TASK OBJECTIVE –
Exactly reproduce all the records, keeping pictures out of the copy.

** Begin EXERCISE DATA **

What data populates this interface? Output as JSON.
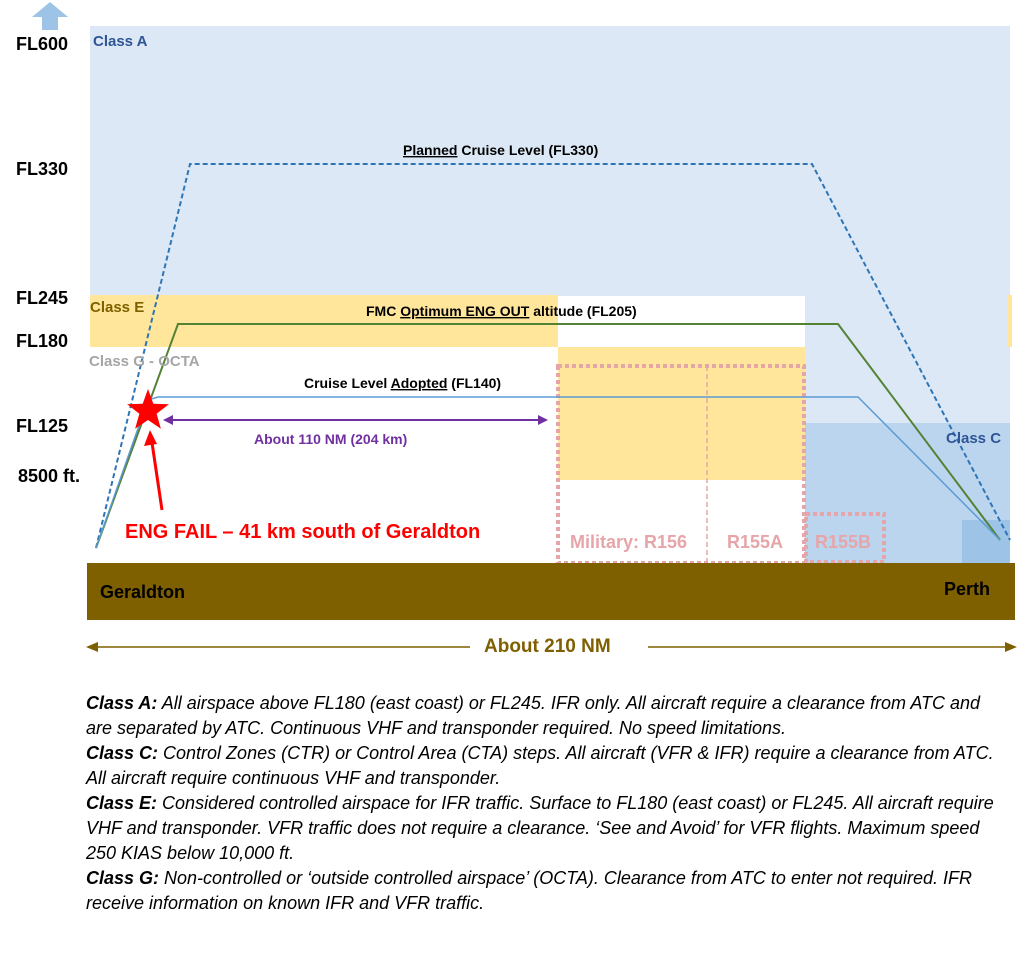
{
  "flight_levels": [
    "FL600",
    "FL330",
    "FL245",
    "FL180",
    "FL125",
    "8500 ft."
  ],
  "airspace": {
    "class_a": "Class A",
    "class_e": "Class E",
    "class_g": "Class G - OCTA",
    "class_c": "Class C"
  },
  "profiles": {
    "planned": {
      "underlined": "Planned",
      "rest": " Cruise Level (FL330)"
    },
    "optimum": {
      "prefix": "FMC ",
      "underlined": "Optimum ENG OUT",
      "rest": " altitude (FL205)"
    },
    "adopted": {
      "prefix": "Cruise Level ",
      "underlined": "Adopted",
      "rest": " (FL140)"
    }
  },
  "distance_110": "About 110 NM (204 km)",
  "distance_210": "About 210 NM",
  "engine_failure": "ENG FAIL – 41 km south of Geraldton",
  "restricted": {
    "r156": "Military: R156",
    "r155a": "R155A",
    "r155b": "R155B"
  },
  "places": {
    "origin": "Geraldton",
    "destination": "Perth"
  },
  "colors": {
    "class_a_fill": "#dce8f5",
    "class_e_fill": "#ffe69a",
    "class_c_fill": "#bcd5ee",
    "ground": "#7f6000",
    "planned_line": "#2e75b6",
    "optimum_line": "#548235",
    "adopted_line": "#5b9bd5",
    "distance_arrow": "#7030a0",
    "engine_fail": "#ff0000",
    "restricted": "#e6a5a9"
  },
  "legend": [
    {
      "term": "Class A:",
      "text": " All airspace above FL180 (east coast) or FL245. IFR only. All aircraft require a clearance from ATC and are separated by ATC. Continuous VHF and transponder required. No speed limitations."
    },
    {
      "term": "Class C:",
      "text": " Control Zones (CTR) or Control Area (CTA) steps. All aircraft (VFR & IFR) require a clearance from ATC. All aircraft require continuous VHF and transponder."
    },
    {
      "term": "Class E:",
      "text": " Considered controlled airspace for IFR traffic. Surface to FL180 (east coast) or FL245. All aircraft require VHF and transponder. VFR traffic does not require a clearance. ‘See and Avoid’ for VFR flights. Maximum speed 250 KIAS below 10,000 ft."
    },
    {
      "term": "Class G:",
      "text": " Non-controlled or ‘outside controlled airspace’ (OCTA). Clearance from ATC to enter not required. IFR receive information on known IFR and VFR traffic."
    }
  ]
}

** End EXERCISE DATA **

ANSWER –
What data populates this interface? Output as JSON.
{
  "flight_levels": [
    "FL600",
    "FL330",
    "FL245",
    "FL180",
    "FL125",
    "8500 ft."
  ],
  "airspace": {
    "class_a": "Class A",
    "class_e": "Class E",
    "class_g": "Class G - OCTA",
    "class_c": "Class C"
  },
  "profiles": {
    "planned": {
      "underlined": "Planned",
      "rest": " Cruise Level (FL330)"
    },
    "optimum": {
      "prefix": "FMC ",
      "underlined": "Optimum ENG OUT",
      "rest": " altitude (FL205)"
    },
    "adopted": {
      "prefix": "Cruise Level ",
      "underlined": "Adopted",
      "rest": " (FL140)"
    }
  },
  "distance_110": "About 110 NM (204 km)",
  "distance_210": "About 210 NM",
  "engine_failure": "ENG FAIL – 41 km south of Geraldton",
  "restricted": {
    "r156": "Military: R156",
    "r155a": "R155A",
    "r155b": "R155B"
  },
  "places": {
    "origin": "Geraldton",
    "destination": "Perth"
  },
  "colors": {
    "class_a_fill": "#dce8f5",
    "class_e_fill": "#ffe69a",
    "class_c_fill": "#bcd5ee",
    "ground": "#7f6000",
    "planned_line": "#2e75b6",
    "optimum_line": "#548235",
    "adopted_line": "#5b9bd5",
    "distance_arrow": "#7030a0",
    "engine_fail": "#ff0000",
    "restricted": "#e6a5a9"
  },
  "legend": [
    {
      "term": "Class A:",
      "text": " All airspace above FL180 (east coast) or FL245. IFR only. All aircraft require a clearance from ATC and are separated by ATC. Continuous VHF and transponder required. No speed limitations."
    },
    {
      "term": "Class C:",
      "text": " Control Zones (CTR) or Control Area (CTA) steps. All aircraft (VFR & IFR) require a clearance from ATC. All aircraft require continuous VHF and transponder."
    },
    {
      "term": "Class E:",
      "text": " Considered controlled airspace for IFR traffic. Surface to FL180 (east coast) or FL245. All aircraft require VHF and transponder. VFR traffic does not require a clearance. ‘See and Avoid’ for VFR flights. Maximum speed 250 KIAS below 10,000 ft."
    },
    {
      "term": "Class G:",
      "text": " Non-controlled or ‘outside controlled airspace’ (OCTA). Clearance from ATC to enter not required. IFR receive information on known IFR and VFR traffic."
    }
  ]
}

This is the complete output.